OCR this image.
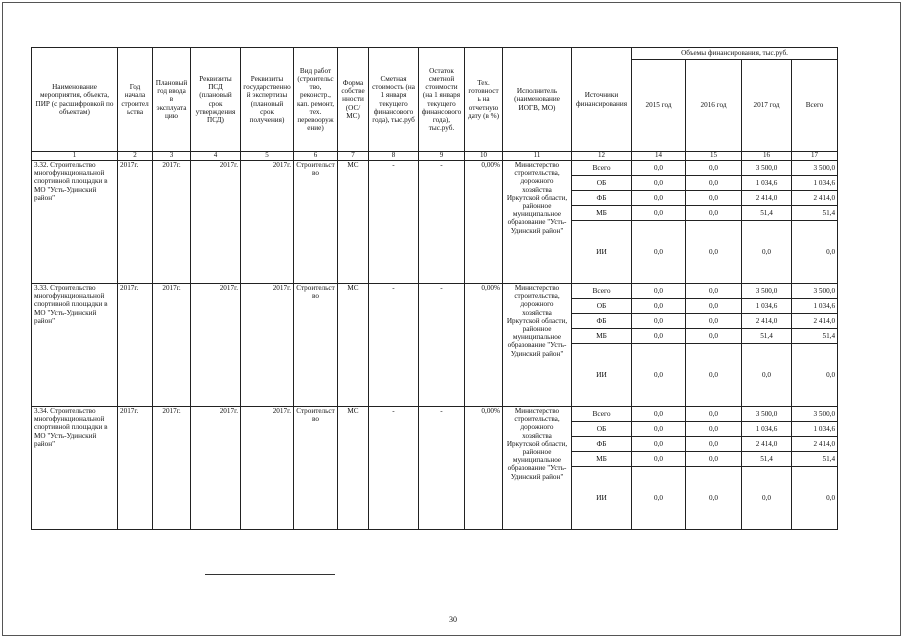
Наименование мероприятия, объекта, ПИР (с расшифровкой по объектам)	Год начала строительства	Плановый год ввода в эксплуатацию	Реквизиты ПСД (плановый срок утверждения ПСД)	Реквизиты государственной экспертизы (плановый срок получения)	Вид работ (строительство, реконстр., кап. ремонт, тех. перевооружение)	Форма собственности (ОС/МС)	Сметная стоимость (на 1 января текущего финансового года), тыс.руб	Остаток сметной стоимости (на 1 января текущего финансового года), тыс.руб.	Тех. готовность на отчетную дату (в %)	Исполнитель (наименование ИОГВ, МО)	Источники финансирования	Объемы финансирования, тыс.руб.			
												2015 год	2016 год	2017 год	Всего
1	2	3	4	5	6	7	8	9	10	11	12	14	15	16	17
3.32. Строительство многофункциональной спортивной площадки в МО "Усть-Удинский район"	2017г.	2017г.	2017г.	2017г.	Строительство	МС	-	-	0,00%	Министерство строительства, дорожного хозяйства Иркутской области, районное муниципальное образование "Усть-Удинский район"	Всего	0,0	0,0	3 500,0	3 500,0
											ОБ	0,0	0,0	1 034,6	1 034,6
											ФБ	0,0	0,0	2 414,0	2 414,0
											МБ	0,0	0,0	51,4	51,4
											ИИ	0,0	0,0	0,0	0,0
3.33. Строительство многофункциональной спортивной площадки в МО "Усть-Удинский район"	2017г.	2017г.	2017г.	2017г.	Строительство	МС	-	-	0,00%	Министерство строительства, дорожного хозяйства Иркутской области, районное муниципальное образование "Усть-Удинский район"	Всего	0,0	0,0	3 500,0	3 500,0
											ОБ	0,0	0,0	1 034,6	1 034,6
											ФБ	0,0	0,0	2 414,0	2 414,0
											МБ	0,0	0,0	51,4	51,4
											ИИ	0,0	0,0	0,0	0,0
3.34. Строительство многофункциональной спортивной площадки в МО "Усть-Удинский район"	2017г.	2017г.	2017г.	2017г.	Строительство	МС	-	-	0,00%	Министерство строительства, дорожного хозяйства Иркутской области, районное муниципальное образование "Усть-Удинский район"	Всего	0,0	0,0	3 500,0	3 500,0
											ОБ	0,0	0,0	1 034,6	1 034,6
											ФБ	0,0	0,0	2 414,0	2 414,0
											МБ	0,0	0,0	51,4	51,4
											ИИ	0,0	0,0	0,0	0,0
30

GIVEN EXERCISE
Copy all the lines of data exactly as they appear, dropping any images.

FINISHED EXERCISE
OCR this image.
Наименование мероприятия, объекта, ПИР (с расшифровкой по объектам)	Год начала строительства	Плановый год ввода в эксплуатацию	Реквизиты ПСД (плановый срок утверждения ПСД)	Реквизиты государственной экспертизы (плановый срок получения)	Вид работ (строительство, реконстр., кап. ремонт, тех. перевооружение)	Форма собственности (ОС/МС)	Сметная стоимость (на 1 января текущего финансового года), тыс.руб	Остаток сметной стоимости (на 1 января текущего финансового года), тыс.руб.	Тех. готовность на отчетную дату (в %)	Исполнитель (наименование ИОГВ, МО)	Источники финансирования	Объемы финансирования, тыс.руб.			
												2015 год	2016 год	2017 год	Всего
1	2	3	4	5	6	7	8	9	10	11	12	14	15	16	17
3.32. Строительство многофункциональной спортивной площадки в МО "Усть-Удинский район"	2017г.	2017г.	2017г.	2017г.	Строительство	МС	-	-	0,00%	Министерство строительства, дорожного хозяйства Иркутской области, районное муниципальное образование "Усть-Удинский район"	Всего	0,0	0,0	3 500,0	3 500,0
											ОБ	0,0	0,0	1 034,6	1 034,6
											ФБ	0,0	0,0	2 414,0	2 414,0
											МБ	0,0	0,0	51,4	51,4
											ИИ	0,0	0,0	0,0	0,0
3.33. Строительство многофункциональной спортивной площадки в МО "Усть-Удинский район"	2017г.	2017г.	2017г.	2017г.	Строительство	МС	-	-	0,00%	Министерство строительства, дорожного хозяйства Иркутской области, районное муниципальное образование "Усть-Удинский район"	Всего	0,0	0,0	3 500,0	3 500,0
											ОБ	0,0	0,0	1 034,6	1 034,6
											ФБ	0,0	0,0	2 414,0	2 414,0
											МБ	0,0	0,0	51,4	51,4
											ИИ	0,0	0,0	0,0	0,0
3.34. Строительство многофункциональной спортивной площадки в МО "Усть-Удинский район"	2017г.	2017г.	2017г.	2017г.	Строительство	МС	-	-	0,00%	Министерство строительства, дорожного хозяйства Иркутской области, районное муниципальное образование "Усть-Удинский район"	Всего	0,0	0,0	3 500,0	3 500,0
											ОБ	0,0	0,0	1 034,6	1 034,6
											ФБ	0,0	0,0	2 414,0	2 414,0
											МБ	0,0	0,0	51,4	51,4
											ИИ	0,0	0,0	0,0	0,0
30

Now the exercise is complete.